## Secção do documento
● ● ● ● ● ● ●
Rui Rio já anunciou várias vezes que, se o PSD perder as eleições de forma a não poder liderar uma solução de governo, está disponível para negociar a viabilização de um governo minoritário PS, caso seja este a ter essa responsabilidade. E espera que o PS tenha um comportamento semelhante com o PSD.

A questão central é esta: há condições políticas para os deputados do PSD ou do PS, que forem eleitos agora, apoiarem depois os governos dos seus adversários diretos?

Comecemos pelo PSD: Rui Rio é um líder sistematicamente atacado dentro do seu próprio partido e só deixará de o ser se ganhar as eleições.

Quando conquistou a presidência do PSD, em janeiro de 2018, tinha um grupo parlamentar na Assembleia da República, órfão de Pedro Passos Coelho que, simplesmente, não lhe obedecia.

Só após as eleições legislativas de 2019 teve oportunidade de escolher o grupo parlamentar mas, mesmo assim, as “rebeldias”, confusões nas votações e contradições internas ainda foram algumas vezes notícia.

É razoável pensar que o primeiro Orçamento do Estado que o PS apresente, se não for apoiado pela esquerda, possa ser viabilizado pelo PSD mas, a partir daí, tudo muda: a oposição interna a Rui Rio, que ainda há um mês o tentou “abater”, vai reorganizar-se e realizar um novo assalto ao poder no partido e, é certo, vários deputados sociais-democratas participarão nesse ataque a Rio.

Aposto singelo contra dobrado que, nessa altura, ou Rui Rio sai por iniciativa própria ou perde a competição com o líder da oposição interna que entretanto se afirmar, pois este trará uma esperança aos militantes que Rio, duas vezes derrotado em legislativas, já não será capaz de dar.

Primeira conclusão: a crise interna do PSD, se perder as eleições, é inevitável e, por isso, a instabilidade interna desse partido torna impossível garantir qualquer tipo de compromisso sério, que vá para além do próximo Orçamento do Estado, para deixar passar um governo de minoria PS.

Na situação inversa – o PSD vence as eleições e forma um governo de minoria sem apoio suficiente à direita – o PS viabilizará um executivo de Rui Rio?

Em primeiro lugar teremos um facto já anunciado pelo próprio: António Costa sai da liderança do partido. A luta pela sucessão no PS pode criar um intervalo de tempo que leve os deputados socialistas a absterem-se de fazer cair o governo no primeiro ano… Não é certo mas, se assim for, o que acontece depois?

Um cenário possível é aparecer um líder circunstancial, de passagem, sem força política, que resulta da incapacidade de vitória clara de uma das facções internas socialistas.
● ● ● ● ● ● ●
## Registos
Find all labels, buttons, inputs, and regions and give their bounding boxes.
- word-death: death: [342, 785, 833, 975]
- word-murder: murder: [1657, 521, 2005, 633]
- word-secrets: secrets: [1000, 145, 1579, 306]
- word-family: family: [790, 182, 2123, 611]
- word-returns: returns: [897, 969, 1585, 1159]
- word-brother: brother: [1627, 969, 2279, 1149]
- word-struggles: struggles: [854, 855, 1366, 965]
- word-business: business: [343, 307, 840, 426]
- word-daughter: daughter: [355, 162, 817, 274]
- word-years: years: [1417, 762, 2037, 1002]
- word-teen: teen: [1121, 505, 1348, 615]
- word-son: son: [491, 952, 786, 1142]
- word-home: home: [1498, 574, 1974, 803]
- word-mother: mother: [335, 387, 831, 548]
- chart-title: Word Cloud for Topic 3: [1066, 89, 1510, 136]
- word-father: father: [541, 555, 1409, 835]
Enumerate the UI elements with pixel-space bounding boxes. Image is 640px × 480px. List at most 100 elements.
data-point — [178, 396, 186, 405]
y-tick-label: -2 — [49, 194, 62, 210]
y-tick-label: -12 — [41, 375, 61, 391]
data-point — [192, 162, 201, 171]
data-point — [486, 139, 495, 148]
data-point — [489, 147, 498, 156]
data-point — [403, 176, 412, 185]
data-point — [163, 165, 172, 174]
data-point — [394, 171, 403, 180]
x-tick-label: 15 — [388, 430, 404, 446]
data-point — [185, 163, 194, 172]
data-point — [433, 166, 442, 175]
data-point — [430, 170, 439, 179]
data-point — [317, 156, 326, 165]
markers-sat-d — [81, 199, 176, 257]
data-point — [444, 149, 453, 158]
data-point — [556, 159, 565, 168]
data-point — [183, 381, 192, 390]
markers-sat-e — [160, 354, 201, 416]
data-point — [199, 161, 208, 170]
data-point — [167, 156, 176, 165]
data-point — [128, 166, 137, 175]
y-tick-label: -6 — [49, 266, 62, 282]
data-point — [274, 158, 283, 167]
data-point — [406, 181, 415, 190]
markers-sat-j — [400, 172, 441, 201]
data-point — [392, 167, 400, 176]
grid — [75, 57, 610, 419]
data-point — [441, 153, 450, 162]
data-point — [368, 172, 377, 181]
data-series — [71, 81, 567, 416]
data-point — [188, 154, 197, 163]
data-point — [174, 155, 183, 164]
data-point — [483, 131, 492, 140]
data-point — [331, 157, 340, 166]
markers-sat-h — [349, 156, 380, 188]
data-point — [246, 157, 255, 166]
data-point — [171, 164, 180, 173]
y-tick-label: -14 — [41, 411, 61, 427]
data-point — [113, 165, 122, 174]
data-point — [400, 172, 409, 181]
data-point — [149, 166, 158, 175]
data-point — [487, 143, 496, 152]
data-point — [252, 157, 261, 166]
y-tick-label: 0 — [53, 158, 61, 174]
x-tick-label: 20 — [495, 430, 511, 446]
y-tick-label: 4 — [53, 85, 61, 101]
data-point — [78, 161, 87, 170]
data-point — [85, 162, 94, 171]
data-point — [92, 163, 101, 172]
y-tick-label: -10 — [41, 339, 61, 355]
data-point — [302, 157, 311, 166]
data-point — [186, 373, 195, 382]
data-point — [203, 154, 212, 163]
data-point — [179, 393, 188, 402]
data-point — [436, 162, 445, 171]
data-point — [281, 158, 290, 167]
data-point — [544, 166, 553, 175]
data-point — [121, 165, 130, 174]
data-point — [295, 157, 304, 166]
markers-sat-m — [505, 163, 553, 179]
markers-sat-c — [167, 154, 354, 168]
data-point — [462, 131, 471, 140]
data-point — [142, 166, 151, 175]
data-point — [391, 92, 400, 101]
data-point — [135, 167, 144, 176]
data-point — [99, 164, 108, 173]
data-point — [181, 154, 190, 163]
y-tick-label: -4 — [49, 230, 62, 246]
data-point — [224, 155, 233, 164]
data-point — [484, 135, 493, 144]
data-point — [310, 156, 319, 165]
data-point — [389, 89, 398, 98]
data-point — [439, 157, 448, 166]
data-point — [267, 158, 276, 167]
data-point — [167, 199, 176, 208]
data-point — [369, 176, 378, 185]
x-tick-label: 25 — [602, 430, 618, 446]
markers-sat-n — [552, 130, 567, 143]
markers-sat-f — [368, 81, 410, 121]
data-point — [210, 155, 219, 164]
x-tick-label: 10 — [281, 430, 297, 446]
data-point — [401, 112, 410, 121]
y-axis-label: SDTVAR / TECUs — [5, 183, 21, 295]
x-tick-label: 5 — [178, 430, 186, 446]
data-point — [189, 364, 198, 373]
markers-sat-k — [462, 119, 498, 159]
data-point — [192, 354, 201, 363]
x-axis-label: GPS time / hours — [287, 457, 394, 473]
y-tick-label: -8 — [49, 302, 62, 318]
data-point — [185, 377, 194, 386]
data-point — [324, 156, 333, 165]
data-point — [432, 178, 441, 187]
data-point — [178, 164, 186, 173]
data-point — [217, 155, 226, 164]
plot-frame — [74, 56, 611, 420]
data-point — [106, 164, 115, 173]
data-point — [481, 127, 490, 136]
● ● ● ● ● ● ●
## Lista de tarefas
a: No texto sobre as eleições e os governos minoritários, em que mês e ano conquistou Rui Rio a presidência do PSD?
b: Dê continuidade ao texto sobre as eleições e os governos minoritários a partir do ponto em que termina.

## Respostas às tarefas
a: Em janeiro de 2018.

b:
Esse eventual líder enfraquecido terá forte oposição interna, tal como aconteceu a António José Seguro. E, tal como ele, por instinto de sobrevivência, poderá aceitar acordos com o governo PSD em muitas matérias. – mas defrontará a “sabotagem” interna de uma parte dos deputados socialistas, com votações surpreendentes e ameaça permanente de crise política.

Se o cenário interno do PS, após uma derrota eleitoral, for a eleição rápida de um líder forte, este trabalhará para arranjar um pretexto que legitime a convocação rápida de eleições e a organização de uma alternativa de governo ao PSD – e, portanto, o apoio a uma governo minoritário de Rui Rio será, na melhor da hipóteses, periclitante.

Segunda conclusão: Se o PS perder as eleições, abrirá uma crise interna que torna impossível garantir qualquer tipo de compromisso sério, que vá para além do próximo Orçamento do Estado, para sustentar um governo de minoria PSD.

O debate na RTP com os nove partidos com assento parlamentar mostrou claramente uma coisa: do ponto de vista programático em temas como Saúde, Segurança Social, impostos ou salários, há mais pontos de união do PS com a sua esquerda e do PSD com a sua direita do que entre PS e PSD. Isso tem peso político e devia contar muito para a formação de entendimentos para um futuro governo minoritário ou de coligação.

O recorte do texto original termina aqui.